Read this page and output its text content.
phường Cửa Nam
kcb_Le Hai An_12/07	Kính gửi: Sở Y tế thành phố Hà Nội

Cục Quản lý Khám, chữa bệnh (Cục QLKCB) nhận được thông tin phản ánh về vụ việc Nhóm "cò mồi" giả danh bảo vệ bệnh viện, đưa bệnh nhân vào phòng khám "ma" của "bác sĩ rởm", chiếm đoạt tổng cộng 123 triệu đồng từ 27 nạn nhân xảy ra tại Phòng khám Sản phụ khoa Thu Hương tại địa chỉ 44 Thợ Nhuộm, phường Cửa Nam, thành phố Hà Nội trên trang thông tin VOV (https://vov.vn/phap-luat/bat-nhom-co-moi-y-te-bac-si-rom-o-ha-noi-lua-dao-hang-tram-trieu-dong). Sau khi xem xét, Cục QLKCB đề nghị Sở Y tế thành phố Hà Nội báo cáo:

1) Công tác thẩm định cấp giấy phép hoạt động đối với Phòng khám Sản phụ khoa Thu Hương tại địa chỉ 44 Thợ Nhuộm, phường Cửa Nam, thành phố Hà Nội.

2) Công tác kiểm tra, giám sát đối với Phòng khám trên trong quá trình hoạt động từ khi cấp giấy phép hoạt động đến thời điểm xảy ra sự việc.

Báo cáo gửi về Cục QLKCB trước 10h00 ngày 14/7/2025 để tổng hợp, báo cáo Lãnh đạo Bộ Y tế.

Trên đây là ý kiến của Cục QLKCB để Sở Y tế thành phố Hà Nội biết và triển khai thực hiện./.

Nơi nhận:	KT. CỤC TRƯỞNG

Work to do: From the records above, please extract every line and repeat it exactly.

Finished task:
Read this page and output its text content.
phường Cửa Nam
kcb_Le Hai An_12/07	Kính gửi: Sở Y tế thành phố Hà Nội

Cục Quản lý Khám, chữa bệnh (Cục QLKCB) nhận được thông tin phản ánh về vụ việc Nhóm "cò mồi" giả danh bảo vệ bệnh viện, đưa bệnh nhân vào phòng khám "ma" của "bác sĩ rởm", chiếm đoạt tổng cộng 123 triệu đồng từ 27 nạn nhân xảy ra tại Phòng khám Sản phụ khoa Thu Hương tại địa chỉ 44 Thợ Nhuộm, phường Cửa Nam, thành phố Hà Nội trên trang thông tin VOV (https://vov.vn/phap-luat/bat-nhom-co-moi-y-te-bac-si-rom-o-ha-noi-lua-dao-hang-tram-trieu-dong). Sau khi xem xét, Cục QLKCB đề nghị Sở Y tế thành phố Hà Nội báo cáo:

1) Công tác thẩm định cấp giấy phép hoạt động đối với Phòng khám Sản phụ khoa Thu Hương tại địa chỉ 44 Thợ Nhuộm, phường Cửa Nam, thành phố Hà Nội.

2) Công tác kiểm tra, giám sát đối với Phòng khám trên trong quá trình hoạt động từ khi cấp giấy phép hoạt động đến thời điểm xảy ra sự việc.

Báo cáo gửi về Cục QLKCB trước 10h00 ngày 14/7/2025 để tổng hợp, báo cáo Lãnh đạo Bộ Y tế.

Trên đây là ý kiến của Cục QLKCB để Sở Y tế thành phố Hà Nội biết và triển khai thực hiện./.

Nơi nhận:	KT. CỤC TRƯỞNG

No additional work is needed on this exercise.